#### [Problem to solve]
What follows is a set of entries. Repeat them exactly, but not their pictures.

start Supplied data

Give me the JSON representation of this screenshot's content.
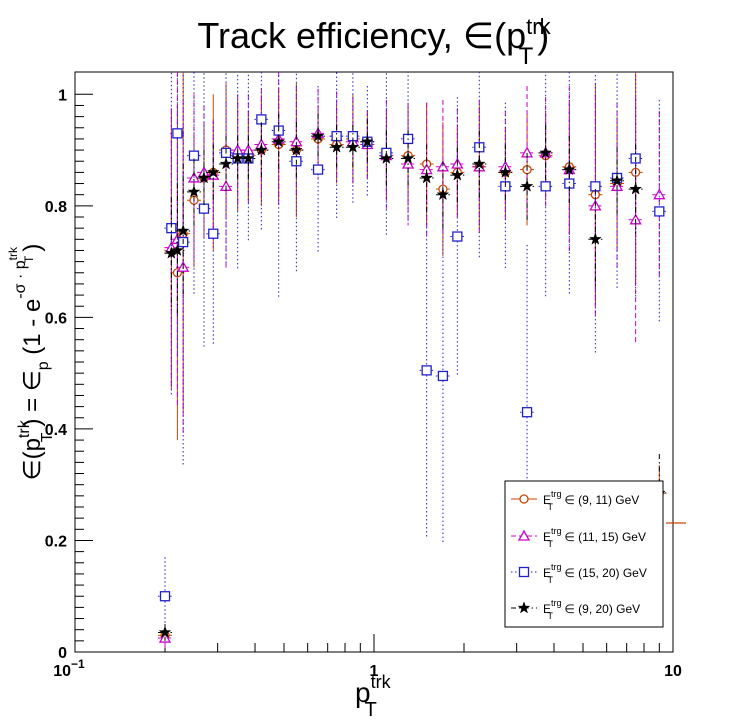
{
  "title": {
    "main": "Track efficiency, ∈(p",
    "sup": "trk",
    "sub": "T",
    "tail": ")"
  },
  "y_axis_label": {
    "lead": "∈(p",
    "sup1": "trk",
    "sub1": "T",
    "mid": ") = ∈",
    "sub2": "p",
    "paren": " (1 - e",
    "exp": "-σ · p",
    "expsup": "trk",
    "expsub": "T",
    "tail": ")"
  },
  "x_axis_label": {
    "main": "p",
    "sup": "trk",
    "sub": "T"
  },
  "x_ticks": [
    {
      "value": 0.1,
      "label": "10",
      "sup": "−1"
    },
    {
      "value": 1,
      "label": "1",
      "sup": ""
    },
    {
      "value": 10,
      "label": "10",
      "sup": ""
    }
  ],
  "y_ticks": [
    {
      "value": 0,
      "label": "0"
    },
    {
      "value": 0.2,
      "label": "0.2"
    },
    {
      "value": 0.4,
      "label": "0.4"
    },
    {
      "value": 0.6,
      "label": "0.6"
    },
    {
      "value": 0.8,
      "label": "0.8"
    },
    {
      "value": 1,
      "label": "1"
    }
  ],
  "chart_data": {
    "type": "scatter",
    "x_scale": "log",
    "xlim": [
      0.1,
      10
    ],
    "ylim": [
      0,
      1.04
    ],
    "grid": false,
    "legend_position": "bottom-right",
    "series": [
      {
        "legend": {
          "main": "E",
          "sup": "trg",
          "sub": "T",
          "text": " ∈ (9, 11) GeV"
        },
        "color": "#cc4400",
        "marker": "open-circle",
        "line": "solid",
        "x": [
          0.2,
          0.21,
          0.22,
          0.23,
          0.25,
          0.27,
          0.29,
          0.32,
          0.35,
          0.38,
          0.42,
          0.48,
          0.55,
          0.65,
          0.75,
          0.85,
          0.95,
          1.1,
          1.3,
          1.5,
          1.7,
          1.9,
          2.25,
          2.75,
          3.25,
          3.75,
          4.5,
          5.5,
          6.5,
          7.5,
          9.0
        ],
        "y": [
          0.03,
          0.72,
          0.68,
          0.75,
          0.81,
          0.85,
          0.86,
          0.9,
          0.89,
          0.89,
          0.9,
          0.91,
          0.9,
          0.92,
          0.91,
          0.92,
          0.91,
          0.89,
          0.89,
          0.875,
          0.83,
          0.86,
          0.87,
          0.86,
          0.865,
          0.89,
          0.87,
          0.82,
          0.84,
          0.86,
          0.285
        ],
        "yerr": [
          0.02,
          0.25,
          0.3,
          0.32,
          0.12,
          0.1,
          0.14,
          0.12,
          0.1,
          0.08,
          0.1,
          0.1,
          0.12,
          0.06,
          0.07,
          0.08,
          0.06,
          0.08,
          0.09,
          0.11,
          0.12,
          0.08,
          0.11,
          0.08,
          0.1,
          0.08,
          0.12,
          0.2,
          0.12,
          0.2,
          0.05
        ]
      },
      {
        "legend": {
          "main": "E",
          "sup": "trg",
          "sub": "T",
          "text": " ∈ (11, 15) GeV"
        },
        "color": "#cc00cc",
        "marker": "open-triangle",
        "line": "dashed",
        "x": [
          0.2,
          0.21,
          0.22,
          0.23,
          0.25,
          0.27,
          0.29,
          0.32,
          0.35,
          0.38,
          0.42,
          0.48,
          0.55,
          0.65,
          0.75,
          0.85,
          0.95,
          1.1,
          1.3,
          1.5,
          1.7,
          1.9,
          2.25,
          2.75,
          3.25,
          3.75,
          4.5,
          5.5,
          6.5,
          7.5,
          9.0
        ],
        "y": [
          0.025,
          0.725,
          0.74,
          0.69,
          0.85,
          0.86,
          0.855,
          0.835,
          0.9,
          0.9,
          0.91,
          0.92,
          0.915,
          0.93,
          0.925,
          0.915,
          0.91,
          0.89,
          0.875,
          0.865,
          0.87,
          0.875,
          0.87,
          0.87,
          0.895,
          0.895,
          0.865,
          0.8,
          0.835,
          0.775,
          0.82
        ],
        "yerr": [
          0.02,
          0.25,
          0.3,
          0.3,
          0.15,
          0.12,
          0.1,
          0.15,
          0.1,
          0.1,
          0.1,
          0.12,
          0.1,
          0.08,
          0.08,
          0.08,
          0.06,
          0.1,
          0.11,
          0.12,
          0.12,
          0.1,
          0.12,
          0.1,
          0.12,
          0.1,
          0.15,
          0.2,
          0.15,
          0.22,
          0.15
        ]
      },
      {
        "legend": {
          "main": "E",
          "sup": "trg",
          "sub": "T",
          "text": " ∈ (15, 20) GeV"
        },
        "color": "#2222cc",
        "marker": "open-square",
        "line": "dotted",
        "x": [
          0.2,
          0.21,
          0.22,
          0.23,
          0.25,
          0.27,
          0.29,
          0.32,
          0.35,
          0.38,
          0.42,
          0.48,
          0.55,
          0.65,
          0.75,
          0.85,
          0.95,
          1.1,
          1.3,
          1.5,
          1.7,
          1.9,
          2.25,
          2.75,
          3.25,
          3.75,
          4.5,
          5.5,
          6.5,
          7.5,
          9.0
        ],
        "y": [
          0.1,
          0.76,
          0.93,
          0.735,
          0.89,
          0.795,
          0.75,
          0.895,
          0.885,
          0.885,
          0.955,
          0.935,
          0.88,
          0.865,
          0.925,
          0.925,
          0.915,
          0.895,
          0.92,
          0.505,
          0.495,
          0.745,
          0.905,
          0.835,
          0.43,
          0.835,
          0.84,
          0.835,
          0.85,
          0.885,
          0.79
        ],
        "yerr": [
          0.07,
          0.3,
          0.4,
          0.4,
          0.25,
          0.25,
          0.2,
          0.2,
          0.2,
          0.15,
          0.2,
          0.3,
          0.2,
          0.15,
          0.15,
          0.12,
          0.1,
          0.15,
          0.15,
          0.3,
          0.3,
          0.25,
          0.2,
          0.15,
          0.3,
          0.2,
          0.2,
          0.3,
          0.2,
          0.25,
          0.2
        ]
      },
      {
        "legend": {
          "main": "E",
          "sup": "trg",
          "sub": "T",
          "text": " ∈ (9, 20) GeV"
        },
        "color": "#000000",
        "marker": "star",
        "line": "dashdot",
        "x": [
          0.2,
          0.21,
          0.22,
          0.23,
          0.25,
          0.27,
          0.29,
          0.32,
          0.35,
          0.38,
          0.42,
          0.48,
          0.55,
          0.65,
          0.75,
          0.85,
          0.95,
          1.1,
          1.3,
          1.5,
          1.7,
          1.9,
          2.25,
          2.75,
          3.25,
          3.75,
          4.5,
          5.5,
          6.5,
          7.5,
          9.0
        ],
        "y": [
          0.035,
          0.715,
          0.72,
          0.755,
          0.825,
          0.85,
          0.86,
          0.875,
          0.885,
          0.885,
          0.9,
          0.915,
          0.9,
          0.925,
          0.905,
          0.905,
          0.915,
          0.885,
          0.885,
          0.85,
          0.82,
          0.855,
          0.875,
          0.86,
          0.835,
          0.895,
          0.865,
          0.74,
          0.845,
          0.83,
          0.285
        ],
        "yerr": [
          0.015,
          0.1,
          0.12,
          0.12,
          0.06,
          0.05,
          0.05,
          0.05,
          0.04,
          0.04,
          0.05,
          0.05,
          0.05,
          0.04,
          0.04,
          0.04,
          0.04,
          0.05,
          0.05,
          0.06,
          0.06,
          0.05,
          0.06,
          0.05,
          0.06,
          0.05,
          0.06,
          0.09,
          0.06,
          0.08,
          0.07
        ]
      }
    ]
  }
}
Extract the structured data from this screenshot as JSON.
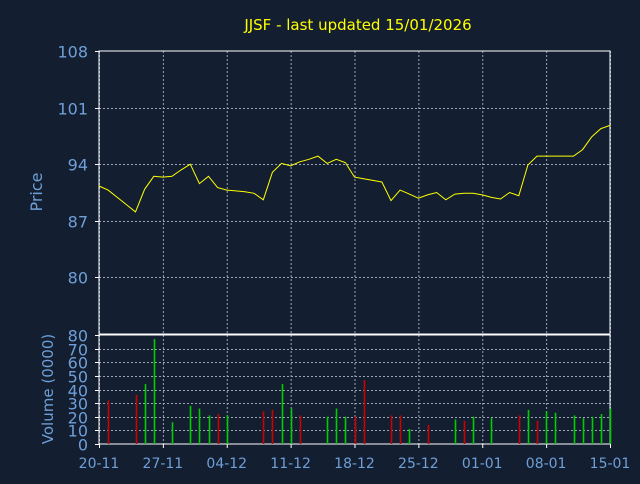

end Supplied data

#### [Task result]
Give me the JSON representation of this screenshot's content.
{
  "title": {
    "main": "Track efficiency, ∈(p",
    "sup": "trk",
    "sub": "T",
    "tail": ")"
  },
  "y_axis_label": {
    "lead": "∈(p",
    "sup1": "trk",
    "sub1": "T",
    "mid": ") = ∈",
    "sub2": "p",
    "paren": " (1 - e",
    "exp": "-σ · p",
    "expsup": "trk",
    "expsub": "T",
    "tail": ")"
  },
  "x_axis_label": {
    "main": "p",
    "sup": "trk",
    "sub": "T"
  },
  "x_ticks": [
    {
      "value": 0.1,
      "label": "10",
      "sup": "−1"
    },
    {
      "value": 1,
      "label": "1",
      "sup": ""
    },
    {
      "value": 10,
      "label": "10",
      "sup": ""
    }
  ],
  "y_ticks": [
    {
      "value": 0,
      "label": "0"
    },
    {
      "value": 0.2,
      "label": "0.2"
    },
    {
      "value": 0.4,
      "label": "0.4"
    },
    {
      "value": 0.6,
      "label": "0.6"
    },
    {
      "value": 0.8,
      "label": "0.8"
    },
    {
      "value": 1,
      "label": "1"
    }
  ],
  "chart_data": {
    "type": "scatter",
    "x_scale": "log",
    "xlim": [
      0.1,
      10
    ],
    "ylim": [
      0,
      1.04
    ],
    "grid": false,
    "legend_position": "bottom-right",
    "series": [
      {
        "legend": {
          "main": "E",
          "sup": "trg",
          "sub": "T",
          "text": " ∈ (9, 11) GeV"
        },
        "color": "#cc4400",
        "marker": "open-circle",
        "line": "solid",
        "x": [
          0.2,
          0.21,
          0.22,
          0.23,
          0.25,
          0.27,
          0.29,
          0.32,
          0.35,
          0.38,
          0.42,
          0.48,
          0.55,
          0.65,
          0.75,
          0.85,
          0.95,
          1.1,
          1.3,
          1.5,
          1.7,
          1.9,
          2.25,
          2.75,
          3.25,
          3.75,
          4.5,
          5.5,
          6.5,
          7.5,
          9.0
        ],
        "y": [
          0.03,
          0.72,
          0.68,
          0.75,
          0.81,
          0.85,
          0.86,
          0.9,
          0.89,
          0.89,
          0.9,
          0.91,
          0.9,
          0.92,
          0.91,
          0.92,
          0.91,
          0.89,
          0.89,
          0.875,
          0.83,
          0.86,
          0.87,
          0.86,
          0.865,
          0.89,
          0.87,
          0.82,
          0.84,
          0.86,
          0.285
        ],
        "yerr": [
          0.02,
          0.25,
          0.3,
          0.32,
          0.12,
          0.1,
          0.14,
          0.12,
          0.1,
          0.08,
          0.1,
          0.1,
          0.12,
          0.06,
          0.07,
          0.08,
          0.06,
          0.08,
          0.09,
          0.11,
          0.12,
          0.08,
          0.11,
          0.08,
          0.1,
          0.08,
          0.12,
          0.2,
          0.12,
          0.2,
          0.05
        ]
      },
      {
        "legend": {
          "main": "E",
          "sup": "trg",
          "sub": "T",
          "text": " ∈ (11, 15) GeV"
        },
        "color": "#cc00cc",
        "marker": "open-triangle",
        "line": "dashed",
        "x": [
          0.2,
          0.21,
          0.22,
          0.23,
          0.25,
          0.27,
          0.29,
          0.32,
          0.35,
          0.38,
          0.42,
          0.48,
          0.55,
          0.65,
          0.75,
          0.85,
          0.95,
          1.1,
          1.3,
          1.5,
          1.7,
          1.9,
          2.25,
          2.75,
          3.25,
          3.75,
          4.5,
          5.5,
          6.5,
          7.5,
          9.0
        ],
        "y": [
          0.025,
          0.725,
          0.74,
          0.69,
          0.85,
          0.86,
          0.855,
          0.835,
          0.9,
          0.9,
          0.91,
          0.92,
          0.915,
          0.93,
          0.925,
          0.915,
          0.91,
          0.89,
          0.875,
          0.865,
          0.87,
          0.875,
          0.87,
          0.87,
          0.895,
          0.895,
          0.865,
          0.8,
          0.835,
          0.775,
          0.82
        ],
        "yerr": [
          0.02,
          0.25,
          0.3,
          0.3,
          0.15,
          0.12,
          0.1,
          0.15,
          0.1,
          0.1,
          0.1,
          0.12,
          0.1,
          0.08,
          0.08,
          0.08,
          0.06,
          0.1,
          0.11,
          0.12,
          0.12,
          0.1,
          0.12,
          0.1,
          0.12,
          0.1,
          0.15,
          0.2,
          0.15,
          0.22,
          0.15
        ]
      },
      {
        "legend": {
          "main": "E",
          "sup": "trg",
          "sub": "T",
          "text": " ∈ (15, 20) GeV"
        },
        "color": "#2222cc",
        "marker": "open-square",
        "line": "dotted",
        "x": [
          0.2,
          0.21,
          0.22,
          0.23,
          0.25,
          0.27,
          0.29,
          0.32,
          0.35,
          0.38,
          0.42,
          0.48,
          0.55,
          0.65,
          0.75,
          0.85,
          0.95,
          1.1,
          1.3,
          1.5,
          1.7,
          1.9,
          2.25,
          2.75,
          3.25,
          3.75,
          4.5,
          5.5,
          6.5,
          7.5,
          9.0
        ],
        "y": [
          0.1,
          0.76,
          0.93,
          0.735,
          0.89,
          0.795,
          0.75,
          0.895,
          0.885,
          0.885,
          0.955,
          0.935,
          0.88,
          0.865,
          0.925,
          0.925,
          0.915,
          0.895,
          0.92,
          0.505,
          0.495,
          0.745,
          0.905,
          0.835,
          0.43,
          0.835,
          0.84,
          0.835,
          0.85,
          0.885,
          0.79
        ],
        "yerr": [
          0.07,
          0.3,
          0.4,
          0.4,
          0.25,
          0.25,
          0.2,
          0.2,
          0.2,
          0.15,
          0.2,
          0.3,
          0.2,
          0.15,
          0.15,
          0.12,
          0.1,
          0.15,
          0.15,
          0.3,
          0.3,
          0.25,
          0.2,
          0.15,
          0.3,
          0.2,
          0.2,
          0.3,
          0.2,
          0.25,
          0.2
        ]
      },
      {
        "legend": {
          "main": "E",
          "sup": "trg",
          "sub": "T",
          "text": " ∈ (9, 20) GeV"
        },
        "color": "#000000",
        "marker": "star",
        "line": "dashdot",
        "x": [
          0.2,
          0.21,
          0.22,
          0.23,
          0.25,
          0.27,
          0.29,
          0.32,
          0.35,
          0.38,
          0.42,
          0.48,
          0.55,
          0.65,
          0.75,
          0.85,
          0.95,
          1.1,
          1.3,
          1.5,
          1.7,
          1.9,
          2.25,
          2.75,
          3.25,
          3.75,
          4.5,
          5.5,
          6.5,
          7.5,
          9.0
        ],
        "y": [
          0.035,
          0.715,
          0.72,
          0.755,
          0.825,
          0.85,
          0.86,
          0.875,
          0.885,
          0.885,
          0.9,
          0.915,
          0.9,
          0.925,
          0.905,
          0.905,
          0.915,
          0.885,
          0.885,
          0.85,
          0.82,
          0.855,
          0.875,
          0.86,
          0.835,
          0.895,
          0.865,
          0.74,
          0.845,
          0.83,
          0.285
        ],
        "yerr": [
          0.015,
          0.1,
          0.12,
          0.12,
          0.06,
          0.05,
          0.05,
          0.05,
          0.04,
          0.04,
          0.05,
          0.05,
          0.05,
          0.04,
          0.04,
          0.04,
          0.04,
          0.05,
          0.05,
          0.06,
          0.06,
          0.05,
          0.06,
          0.05,
          0.06,
          0.05,
          0.06,
          0.09,
          0.06,
          0.08,
          0.07
        ]
      }
    ]
  }
}
Extract the structured data from this screenshot as JSON.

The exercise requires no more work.